Records that describe figures
· · · · ·

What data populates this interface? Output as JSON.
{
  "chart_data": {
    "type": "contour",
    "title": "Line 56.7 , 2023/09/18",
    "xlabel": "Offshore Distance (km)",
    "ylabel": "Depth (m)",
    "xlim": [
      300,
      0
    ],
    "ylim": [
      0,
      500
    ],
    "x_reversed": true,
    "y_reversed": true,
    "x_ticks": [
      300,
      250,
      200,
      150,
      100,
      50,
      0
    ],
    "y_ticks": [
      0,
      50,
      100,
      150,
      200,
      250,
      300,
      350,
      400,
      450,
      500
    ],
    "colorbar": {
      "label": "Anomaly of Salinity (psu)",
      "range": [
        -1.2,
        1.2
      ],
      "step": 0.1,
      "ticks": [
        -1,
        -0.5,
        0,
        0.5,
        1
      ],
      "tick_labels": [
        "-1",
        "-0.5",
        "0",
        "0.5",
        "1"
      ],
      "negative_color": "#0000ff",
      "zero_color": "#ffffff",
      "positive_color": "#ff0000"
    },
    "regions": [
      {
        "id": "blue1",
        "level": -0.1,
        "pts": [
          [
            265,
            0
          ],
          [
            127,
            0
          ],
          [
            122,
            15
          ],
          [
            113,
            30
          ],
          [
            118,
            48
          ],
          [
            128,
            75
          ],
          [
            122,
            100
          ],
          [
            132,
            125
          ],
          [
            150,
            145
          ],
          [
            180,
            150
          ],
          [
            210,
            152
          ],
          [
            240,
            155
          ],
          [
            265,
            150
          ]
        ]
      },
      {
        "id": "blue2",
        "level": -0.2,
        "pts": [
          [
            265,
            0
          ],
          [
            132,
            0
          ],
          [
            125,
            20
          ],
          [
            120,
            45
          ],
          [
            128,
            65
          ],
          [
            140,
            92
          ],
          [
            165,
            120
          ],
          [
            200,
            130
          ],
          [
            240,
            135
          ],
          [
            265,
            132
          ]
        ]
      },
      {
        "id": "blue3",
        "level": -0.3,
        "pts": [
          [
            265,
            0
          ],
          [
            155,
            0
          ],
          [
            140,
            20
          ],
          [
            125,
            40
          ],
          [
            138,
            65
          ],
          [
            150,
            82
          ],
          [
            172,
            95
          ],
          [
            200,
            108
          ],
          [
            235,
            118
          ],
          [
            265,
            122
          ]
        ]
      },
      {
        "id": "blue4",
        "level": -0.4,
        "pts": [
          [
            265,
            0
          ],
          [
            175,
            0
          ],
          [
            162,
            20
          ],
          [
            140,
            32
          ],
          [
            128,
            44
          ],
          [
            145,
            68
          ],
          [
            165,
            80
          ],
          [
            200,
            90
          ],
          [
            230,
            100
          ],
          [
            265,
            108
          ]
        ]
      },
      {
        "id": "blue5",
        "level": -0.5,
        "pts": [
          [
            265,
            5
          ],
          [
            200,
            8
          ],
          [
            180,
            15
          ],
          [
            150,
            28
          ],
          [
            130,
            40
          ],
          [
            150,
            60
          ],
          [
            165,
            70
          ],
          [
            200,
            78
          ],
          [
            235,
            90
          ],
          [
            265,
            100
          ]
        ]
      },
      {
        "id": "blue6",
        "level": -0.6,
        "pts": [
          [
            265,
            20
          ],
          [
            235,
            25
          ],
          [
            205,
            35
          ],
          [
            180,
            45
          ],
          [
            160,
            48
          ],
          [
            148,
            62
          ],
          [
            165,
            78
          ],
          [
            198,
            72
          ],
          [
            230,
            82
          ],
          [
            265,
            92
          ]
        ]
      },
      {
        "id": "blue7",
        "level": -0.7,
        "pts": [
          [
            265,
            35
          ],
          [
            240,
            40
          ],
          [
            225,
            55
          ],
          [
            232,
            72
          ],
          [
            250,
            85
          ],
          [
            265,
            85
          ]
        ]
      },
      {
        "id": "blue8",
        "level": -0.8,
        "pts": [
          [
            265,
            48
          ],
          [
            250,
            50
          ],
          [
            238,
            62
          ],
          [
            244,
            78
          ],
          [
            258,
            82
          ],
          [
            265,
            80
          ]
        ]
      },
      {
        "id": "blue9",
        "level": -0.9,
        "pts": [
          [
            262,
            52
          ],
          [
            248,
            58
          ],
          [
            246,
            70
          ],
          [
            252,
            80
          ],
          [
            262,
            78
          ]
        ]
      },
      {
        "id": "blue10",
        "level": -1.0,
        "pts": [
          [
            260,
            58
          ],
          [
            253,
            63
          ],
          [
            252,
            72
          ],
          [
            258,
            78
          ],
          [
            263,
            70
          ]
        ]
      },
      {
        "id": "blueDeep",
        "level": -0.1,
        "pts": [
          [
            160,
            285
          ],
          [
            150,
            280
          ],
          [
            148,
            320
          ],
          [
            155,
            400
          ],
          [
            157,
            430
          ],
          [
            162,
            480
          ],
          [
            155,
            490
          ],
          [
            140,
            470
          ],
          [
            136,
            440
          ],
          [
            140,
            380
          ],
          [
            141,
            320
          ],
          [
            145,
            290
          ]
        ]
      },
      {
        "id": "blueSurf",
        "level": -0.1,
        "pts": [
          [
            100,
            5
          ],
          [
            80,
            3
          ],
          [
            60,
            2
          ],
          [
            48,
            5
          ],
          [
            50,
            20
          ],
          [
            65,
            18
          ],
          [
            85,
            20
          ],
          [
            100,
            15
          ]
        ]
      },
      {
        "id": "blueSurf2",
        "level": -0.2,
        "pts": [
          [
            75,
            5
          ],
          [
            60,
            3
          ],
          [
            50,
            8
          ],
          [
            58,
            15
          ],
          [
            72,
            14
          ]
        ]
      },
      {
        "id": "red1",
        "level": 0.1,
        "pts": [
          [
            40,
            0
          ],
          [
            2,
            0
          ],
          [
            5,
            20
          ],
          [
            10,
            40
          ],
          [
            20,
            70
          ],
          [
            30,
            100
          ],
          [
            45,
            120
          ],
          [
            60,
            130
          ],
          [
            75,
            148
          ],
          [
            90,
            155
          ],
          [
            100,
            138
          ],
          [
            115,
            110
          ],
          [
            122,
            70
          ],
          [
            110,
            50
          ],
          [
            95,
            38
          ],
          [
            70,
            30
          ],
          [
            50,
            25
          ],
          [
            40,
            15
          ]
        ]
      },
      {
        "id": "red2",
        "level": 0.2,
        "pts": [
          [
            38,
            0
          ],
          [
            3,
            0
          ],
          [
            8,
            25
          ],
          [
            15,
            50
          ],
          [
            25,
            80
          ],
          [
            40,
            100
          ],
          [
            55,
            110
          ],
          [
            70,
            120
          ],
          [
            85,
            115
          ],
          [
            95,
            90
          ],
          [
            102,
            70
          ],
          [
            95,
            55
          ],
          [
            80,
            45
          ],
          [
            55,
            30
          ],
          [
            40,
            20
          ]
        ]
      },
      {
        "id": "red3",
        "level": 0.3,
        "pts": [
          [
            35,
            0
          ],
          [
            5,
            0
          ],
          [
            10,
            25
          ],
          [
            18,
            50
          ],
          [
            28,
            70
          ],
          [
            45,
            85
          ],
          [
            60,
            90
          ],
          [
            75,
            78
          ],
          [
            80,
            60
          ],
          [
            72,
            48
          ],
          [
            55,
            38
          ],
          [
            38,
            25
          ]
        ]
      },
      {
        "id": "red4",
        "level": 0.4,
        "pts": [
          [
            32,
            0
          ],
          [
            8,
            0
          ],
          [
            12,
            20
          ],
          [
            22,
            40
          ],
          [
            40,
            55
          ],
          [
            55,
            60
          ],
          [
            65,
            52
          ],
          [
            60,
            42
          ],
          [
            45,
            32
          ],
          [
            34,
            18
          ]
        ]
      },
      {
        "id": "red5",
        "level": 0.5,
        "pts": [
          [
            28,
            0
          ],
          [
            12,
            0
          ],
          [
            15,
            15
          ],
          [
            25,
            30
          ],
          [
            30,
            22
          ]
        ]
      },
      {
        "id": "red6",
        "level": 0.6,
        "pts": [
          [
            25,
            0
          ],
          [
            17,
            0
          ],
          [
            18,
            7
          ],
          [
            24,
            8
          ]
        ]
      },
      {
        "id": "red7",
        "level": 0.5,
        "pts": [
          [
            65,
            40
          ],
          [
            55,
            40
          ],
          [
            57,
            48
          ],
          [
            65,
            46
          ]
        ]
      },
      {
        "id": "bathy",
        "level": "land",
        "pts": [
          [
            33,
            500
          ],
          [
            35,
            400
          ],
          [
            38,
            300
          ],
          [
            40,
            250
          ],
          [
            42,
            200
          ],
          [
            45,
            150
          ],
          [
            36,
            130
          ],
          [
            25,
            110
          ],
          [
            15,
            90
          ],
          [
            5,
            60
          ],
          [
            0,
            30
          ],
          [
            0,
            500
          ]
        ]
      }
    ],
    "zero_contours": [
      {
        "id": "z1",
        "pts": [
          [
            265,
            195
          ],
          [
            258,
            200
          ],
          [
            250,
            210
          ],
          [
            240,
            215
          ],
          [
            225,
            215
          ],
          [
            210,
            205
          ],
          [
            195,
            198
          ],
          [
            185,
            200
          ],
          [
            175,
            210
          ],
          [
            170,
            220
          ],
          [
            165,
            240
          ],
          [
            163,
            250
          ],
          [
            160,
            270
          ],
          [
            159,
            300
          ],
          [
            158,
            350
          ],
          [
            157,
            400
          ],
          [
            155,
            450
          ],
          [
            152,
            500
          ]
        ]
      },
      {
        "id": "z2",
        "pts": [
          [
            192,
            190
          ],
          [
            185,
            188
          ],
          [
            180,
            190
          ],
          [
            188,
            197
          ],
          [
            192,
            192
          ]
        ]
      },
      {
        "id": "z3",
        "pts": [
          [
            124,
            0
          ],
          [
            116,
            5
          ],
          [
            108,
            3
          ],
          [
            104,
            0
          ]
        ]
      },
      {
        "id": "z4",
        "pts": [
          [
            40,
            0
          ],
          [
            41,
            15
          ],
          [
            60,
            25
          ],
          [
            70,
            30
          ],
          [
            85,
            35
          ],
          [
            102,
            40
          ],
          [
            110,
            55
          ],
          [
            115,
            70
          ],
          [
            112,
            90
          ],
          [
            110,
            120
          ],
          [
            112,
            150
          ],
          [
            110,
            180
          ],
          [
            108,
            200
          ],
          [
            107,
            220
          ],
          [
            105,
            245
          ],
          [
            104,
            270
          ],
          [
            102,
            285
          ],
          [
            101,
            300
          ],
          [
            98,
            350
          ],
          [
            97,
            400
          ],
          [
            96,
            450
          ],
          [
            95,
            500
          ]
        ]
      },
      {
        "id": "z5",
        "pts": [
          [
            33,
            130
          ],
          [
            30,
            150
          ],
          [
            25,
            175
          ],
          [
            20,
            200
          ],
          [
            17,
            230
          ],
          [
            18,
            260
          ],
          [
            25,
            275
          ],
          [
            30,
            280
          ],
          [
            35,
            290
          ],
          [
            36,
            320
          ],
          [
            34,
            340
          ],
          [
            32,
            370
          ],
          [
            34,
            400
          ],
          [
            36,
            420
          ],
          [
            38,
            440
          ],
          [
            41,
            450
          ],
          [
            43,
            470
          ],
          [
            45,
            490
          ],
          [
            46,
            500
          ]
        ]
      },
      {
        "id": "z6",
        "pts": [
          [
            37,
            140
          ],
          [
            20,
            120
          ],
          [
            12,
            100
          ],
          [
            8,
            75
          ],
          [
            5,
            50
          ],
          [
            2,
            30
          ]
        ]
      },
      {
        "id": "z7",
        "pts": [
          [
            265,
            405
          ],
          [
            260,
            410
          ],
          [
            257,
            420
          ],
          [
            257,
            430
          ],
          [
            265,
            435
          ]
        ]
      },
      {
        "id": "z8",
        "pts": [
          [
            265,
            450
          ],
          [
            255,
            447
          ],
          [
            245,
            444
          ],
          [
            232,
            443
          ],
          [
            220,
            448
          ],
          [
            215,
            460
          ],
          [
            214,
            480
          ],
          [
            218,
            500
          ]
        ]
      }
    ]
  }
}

· · · · ·

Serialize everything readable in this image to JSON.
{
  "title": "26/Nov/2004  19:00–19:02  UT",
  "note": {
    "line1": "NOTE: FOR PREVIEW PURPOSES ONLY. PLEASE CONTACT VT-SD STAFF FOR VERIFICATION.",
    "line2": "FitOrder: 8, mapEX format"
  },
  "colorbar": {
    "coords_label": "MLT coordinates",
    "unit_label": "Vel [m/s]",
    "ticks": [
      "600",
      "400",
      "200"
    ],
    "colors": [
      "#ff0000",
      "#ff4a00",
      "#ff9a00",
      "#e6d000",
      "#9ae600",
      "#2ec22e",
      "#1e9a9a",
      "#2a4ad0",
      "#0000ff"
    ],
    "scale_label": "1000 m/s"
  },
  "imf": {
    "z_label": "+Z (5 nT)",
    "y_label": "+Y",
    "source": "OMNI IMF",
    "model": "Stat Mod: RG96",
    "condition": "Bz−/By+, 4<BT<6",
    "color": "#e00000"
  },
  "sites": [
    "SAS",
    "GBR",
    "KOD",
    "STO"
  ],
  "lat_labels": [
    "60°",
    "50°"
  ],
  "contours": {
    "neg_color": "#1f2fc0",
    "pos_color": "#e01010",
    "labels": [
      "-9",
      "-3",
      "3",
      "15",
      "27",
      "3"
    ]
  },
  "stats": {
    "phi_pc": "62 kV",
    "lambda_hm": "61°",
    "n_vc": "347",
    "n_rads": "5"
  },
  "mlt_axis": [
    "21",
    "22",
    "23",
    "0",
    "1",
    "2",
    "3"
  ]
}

· · · · ·

### Given exercise
Track down every line with the word "title" and copy it.

### Problem solution
    "title": "Line 56.7 , 2023/09/18",
  "title": "26/Nov/2004  19:00–19:02  UT",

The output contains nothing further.